▶ _Your instructions_: Copy each line below that includes "neutralité".

▶ _Task data_:
····················

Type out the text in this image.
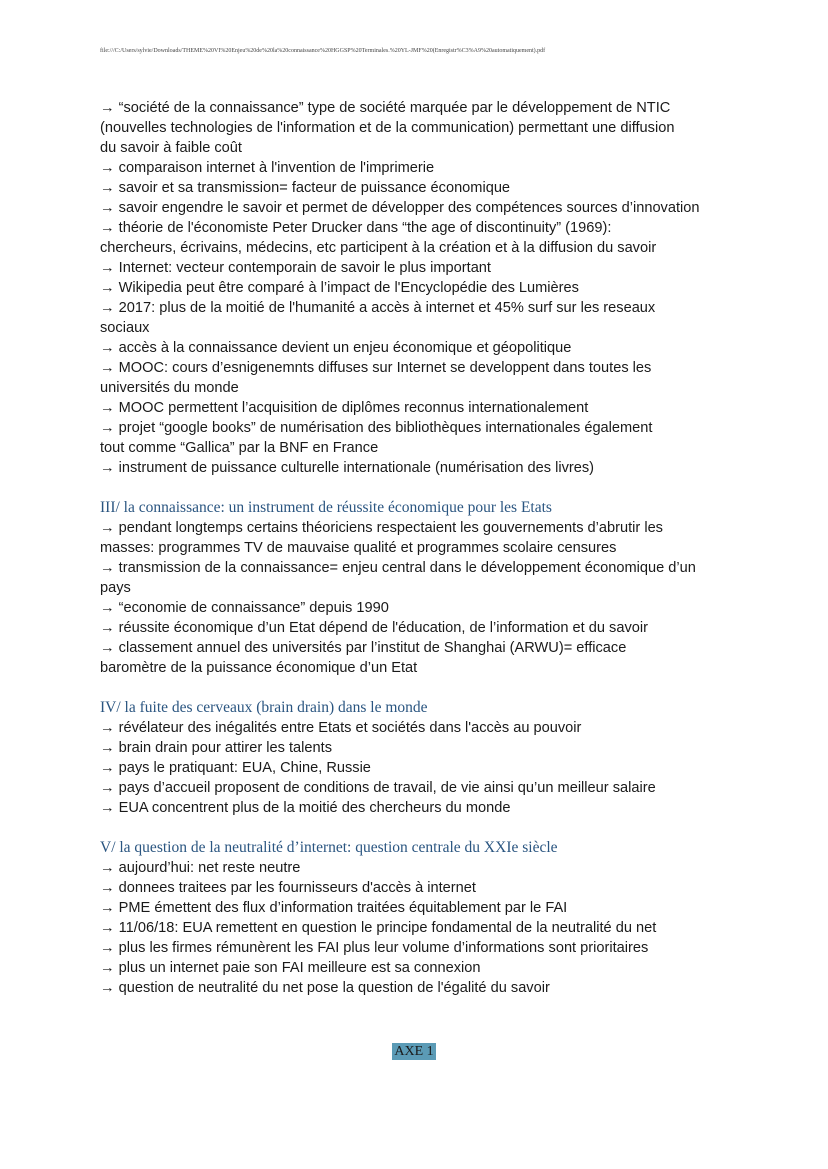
file:///C:/Users/sylvie/Downloads/THEME%20VI%20Enjeu%20de%20la%20connaissance%20HGGSP%20Terminales.%20YL-JMF%20(Enregistr%C3%A9%20automatiquement).pdf

→ “société de la connaissance” type de société marquée par le développement de NTIC

(nouvelles technologies de l'information et de la communication) permettant une diffusion

du savoir à faible coût

→ comparaison internet à l'invention de l'imprimerie

→ savoir et sa transmission= facteur de puissance économique

→ savoir engendre le savoir et permet de développer des compétences sources d’innovation

→ théorie de l'économiste Peter Drucker dans “the age of discontinuity” (1969):

chercheurs, écrivains, médecins, etc participent à la création et à la diffusion du savoir

→ Internet: vecteur contemporain de savoir le plus important

→ Wikipedia peut être comparé à l’impact de l'Encyclopédie des Lumières

→ 2017: plus de la moitié de l'humanité a accès à internet et 45% surf sur les reseaux

sociaux

→ accès à la connaissance devient un enjeu économique et géopolitique

→ MOOC: cours d’esnigenemnts diffuses sur Internet se developpent dans toutes les

universités du monde

→ MOOC permettent l’acquisition de diplômes reconnus internationalement

→ projet “google books” de numérisation des bibliothèques internationales également

tout comme “Gallica” par la BNF en France

→ instrument de puissance culturelle internationale (numérisation des livres)

III/ la connaissance: un instrument de réussite économique pour les Etats

→ pendant longtemps certains théoriciens respectaient les gouvernements d’abrutir les

masses: programmes TV de mauvaise qualité et programmes scolaire censures

→ transmission de la connaissance= enjeu central dans le développement économique d’un

pays

→ “economie de connaissance” depuis 1990

→ réussite économique d’un Etat dépend de l'éducation, de l’information et du savoir

→ classement annuel des universités par l’institut de Shanghai (ARWU)= efficace

baromètre de la puissance économique d’un Etat

IV/ la fuite des cerveaux (brain drain) dans le monde

→ révélateur des inégalités entre Etats et sociétés dans l'accès au pouvoir

→ brain drain pour attirer les talents

→ pays le pratiquant: EUA, Chine, Russie

→ pays d’accueil proposent de conditions de travail, de vie ainsi qu’un meilleur salaire

→ EUA concentrent plus de la moitié des chercheurs du monde

V/ la question de la neutralité d’internet: question centrale du XXIe siècle

→ aujourd’hui: net reste neutre

→ donnees traitees par les fournisseurs d'accès à internet

→ PME émettent des flux d’information traitées équitablement par le FAI

→ 11/06/18: EUA remettent en question le principe fondamental de la neutralité du net

→ plus les firmes rémunèrent les FAI plus leur volume d’informations sont prioritaires

→ plus un internet paie son FAI meilleure est sa connexion

→ question de neutralité du net pose la question de l'égalité du savoir

AXE 1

····················

▶ _Exercise solution_:
V/ la question de la neutralité d’internet: question centrale du XXIe siècle
→ 11/06/18: EUA remettent en question le principe fondamental de la neutralité du net
→ question de neutralité du net pose la question de l'égalité du savoir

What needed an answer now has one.